WILD – LE moment cinématographique de ce début d’année

Wild critique film

La critique du film Wild de Jean-Marc Vallée avec Reese Witherspoon. Surprenant et  inattendu, un grand moment d’émotion.

L’action Jean-Marc Vallée monte en flèche à la bourse du cinéma, et avec elle tout le cinéma canadien en profite pour se mettre sous les feux des projecteurs. Les réalisateurs canadiens marchent sur l’eau depuis une décennie, et il n’y a qu’à voir l’œuvre d’un Denis Villeneuve pour s’en convaincre. De plus en plus prisé par les stars hollywoodiennes, ce dernier s’est imposé après un premier opus Incendies resté gravé dans toutes les mémoires. Un douloureux You and whose army de Radiohead illustrait parfaitement une ambiance de fin du monde et de renaissance.  Jake Gyllenhaal dans Enemy et Hugh Jackman dans Prisoners ont eux aussi relevé le défi de l’exigence en livrant des prestations fabuleuses. JMV épaissit quant à lui sa filmographie de longs métrages tout simplement mémorables. Dallas Buyers Club fut une révélation pour ceux qui n’avaient pas pris conscience de l’ascension fulgurante de Matthew McConaughey depuis Killer Joe ou Paperboy. Après un C.R.A.Z.Y. à l’ambiance enivrante en 2005 (Ah… ce Shine on You, ce Space Oddity, ce White Rabbit… magiques !), JMV marque le cinéma de son empreinte. Ce Wild ne dépareillera pas dans cette filmographie de plus en plus majeure.

wild__witherspoonLe retour à la nature, le retour aux sources, l’abandon, le lâcher-prise sont des notions prisées dans le cinéma contemporain. « When you got nothing, you got nothing to lose », chantait Bob Dylan, et ceux qui touchent le fond profitent souvent de Dame Nature pour trouver le rebond. Into the Wild expérimentait ce principe avec un héros à la soif innée de découvertes, 127 heures aussi à sa manière. Wild creuse le sillon de la renaissance par l’effort et le recentrage sur l’essentiel. L’excellentissime Reese Witherspoon s’essaye à la rigueur cinématographique en interprétant Cheryl, jeune femme déboussolée et en route vers l’abime. Pour faire le point sur son existence et se reconstruire, elle se lance dans un périple de 1700 kilomètres, du Mexique au Canada, le long de la côté californienne. Le treck est une épreuve féroce, elle veut prouver à ses proches ainsi qu’à elle-même qu’elle peut surmonter les obstacles, métaphore à peine voilée de la renaissance intérieure.

• • •

» **Travail demandé**
Transcrivez à l'identique le passage de la critique du film Wild situé entre « WILD – LE moment » et « grand moment d’émotion. », ces deux segments compris. Le listing ne sert pas à la résolution de l'exercice.

• • •

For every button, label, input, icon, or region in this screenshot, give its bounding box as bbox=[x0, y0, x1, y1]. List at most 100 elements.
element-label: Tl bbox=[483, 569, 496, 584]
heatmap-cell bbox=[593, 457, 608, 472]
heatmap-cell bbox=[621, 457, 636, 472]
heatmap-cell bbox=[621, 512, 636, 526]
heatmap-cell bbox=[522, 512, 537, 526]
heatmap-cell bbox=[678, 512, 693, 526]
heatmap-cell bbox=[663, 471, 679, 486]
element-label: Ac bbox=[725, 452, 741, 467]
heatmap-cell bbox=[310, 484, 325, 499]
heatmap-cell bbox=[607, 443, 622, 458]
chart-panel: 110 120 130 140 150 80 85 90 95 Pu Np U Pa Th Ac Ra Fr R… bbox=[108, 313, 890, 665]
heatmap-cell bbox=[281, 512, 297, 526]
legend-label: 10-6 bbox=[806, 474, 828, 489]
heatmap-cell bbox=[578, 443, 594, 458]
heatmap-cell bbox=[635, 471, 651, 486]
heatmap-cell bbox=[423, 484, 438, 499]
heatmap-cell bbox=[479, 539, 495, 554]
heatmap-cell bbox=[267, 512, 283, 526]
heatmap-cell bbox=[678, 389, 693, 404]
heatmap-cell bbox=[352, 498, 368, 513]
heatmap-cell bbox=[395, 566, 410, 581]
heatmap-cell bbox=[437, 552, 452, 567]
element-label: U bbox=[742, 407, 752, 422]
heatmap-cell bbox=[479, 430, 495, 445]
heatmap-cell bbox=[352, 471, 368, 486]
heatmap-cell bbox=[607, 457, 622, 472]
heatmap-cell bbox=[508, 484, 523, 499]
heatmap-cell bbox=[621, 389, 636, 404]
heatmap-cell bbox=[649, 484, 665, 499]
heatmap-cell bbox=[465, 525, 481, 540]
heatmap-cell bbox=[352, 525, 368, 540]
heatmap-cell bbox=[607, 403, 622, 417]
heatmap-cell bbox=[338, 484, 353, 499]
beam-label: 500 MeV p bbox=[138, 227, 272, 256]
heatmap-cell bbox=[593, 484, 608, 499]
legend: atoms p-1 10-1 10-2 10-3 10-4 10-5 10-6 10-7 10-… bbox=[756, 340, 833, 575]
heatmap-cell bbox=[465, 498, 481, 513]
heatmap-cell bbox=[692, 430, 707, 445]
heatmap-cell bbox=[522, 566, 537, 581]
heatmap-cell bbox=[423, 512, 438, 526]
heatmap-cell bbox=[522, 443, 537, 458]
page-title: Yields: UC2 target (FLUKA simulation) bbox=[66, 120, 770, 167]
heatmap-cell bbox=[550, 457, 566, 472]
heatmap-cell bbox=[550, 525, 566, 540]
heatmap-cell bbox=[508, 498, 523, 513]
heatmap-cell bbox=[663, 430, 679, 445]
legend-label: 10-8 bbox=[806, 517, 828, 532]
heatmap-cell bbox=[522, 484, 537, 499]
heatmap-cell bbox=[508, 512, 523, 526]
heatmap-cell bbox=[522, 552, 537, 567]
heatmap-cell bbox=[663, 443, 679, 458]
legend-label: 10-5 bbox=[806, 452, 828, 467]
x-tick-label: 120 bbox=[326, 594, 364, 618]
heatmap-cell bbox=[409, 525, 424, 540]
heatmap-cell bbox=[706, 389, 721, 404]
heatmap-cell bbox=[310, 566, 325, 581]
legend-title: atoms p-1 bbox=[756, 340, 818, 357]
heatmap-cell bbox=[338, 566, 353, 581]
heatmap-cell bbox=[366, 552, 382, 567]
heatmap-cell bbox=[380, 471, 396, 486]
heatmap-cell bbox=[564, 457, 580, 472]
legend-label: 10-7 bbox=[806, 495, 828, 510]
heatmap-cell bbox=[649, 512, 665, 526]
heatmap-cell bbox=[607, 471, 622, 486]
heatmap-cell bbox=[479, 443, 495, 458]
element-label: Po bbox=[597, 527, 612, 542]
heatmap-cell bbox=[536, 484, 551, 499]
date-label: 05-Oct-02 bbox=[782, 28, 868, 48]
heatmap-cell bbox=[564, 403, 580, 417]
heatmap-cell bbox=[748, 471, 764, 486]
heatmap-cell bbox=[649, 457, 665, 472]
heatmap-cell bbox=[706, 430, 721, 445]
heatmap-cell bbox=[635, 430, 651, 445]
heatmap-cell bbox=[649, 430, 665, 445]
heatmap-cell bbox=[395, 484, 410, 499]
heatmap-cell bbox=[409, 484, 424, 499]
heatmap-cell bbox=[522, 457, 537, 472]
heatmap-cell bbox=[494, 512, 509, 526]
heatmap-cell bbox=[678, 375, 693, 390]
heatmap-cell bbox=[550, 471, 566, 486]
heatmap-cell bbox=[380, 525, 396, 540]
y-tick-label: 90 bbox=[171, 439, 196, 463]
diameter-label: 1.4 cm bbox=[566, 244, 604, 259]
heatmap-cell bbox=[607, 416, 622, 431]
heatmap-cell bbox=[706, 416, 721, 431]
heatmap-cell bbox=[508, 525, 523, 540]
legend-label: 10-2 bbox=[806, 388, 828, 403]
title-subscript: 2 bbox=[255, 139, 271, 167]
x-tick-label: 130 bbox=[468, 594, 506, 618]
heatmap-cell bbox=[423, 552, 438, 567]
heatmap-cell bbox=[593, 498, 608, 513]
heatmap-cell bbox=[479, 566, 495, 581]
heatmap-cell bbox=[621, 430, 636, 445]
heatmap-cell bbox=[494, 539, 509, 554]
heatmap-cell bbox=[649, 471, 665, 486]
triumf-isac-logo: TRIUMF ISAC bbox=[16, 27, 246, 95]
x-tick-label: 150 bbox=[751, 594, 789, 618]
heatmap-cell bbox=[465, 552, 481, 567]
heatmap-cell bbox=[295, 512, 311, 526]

• • •

» **Corrigé**
WILD – LE moment cinématographique de ce début d’année

Wild critique film

La critique du film Wild de Jean-Marc Vallée avec Reese Witherspoon. Surprenant et  inattendu, un grand moment d’émotion.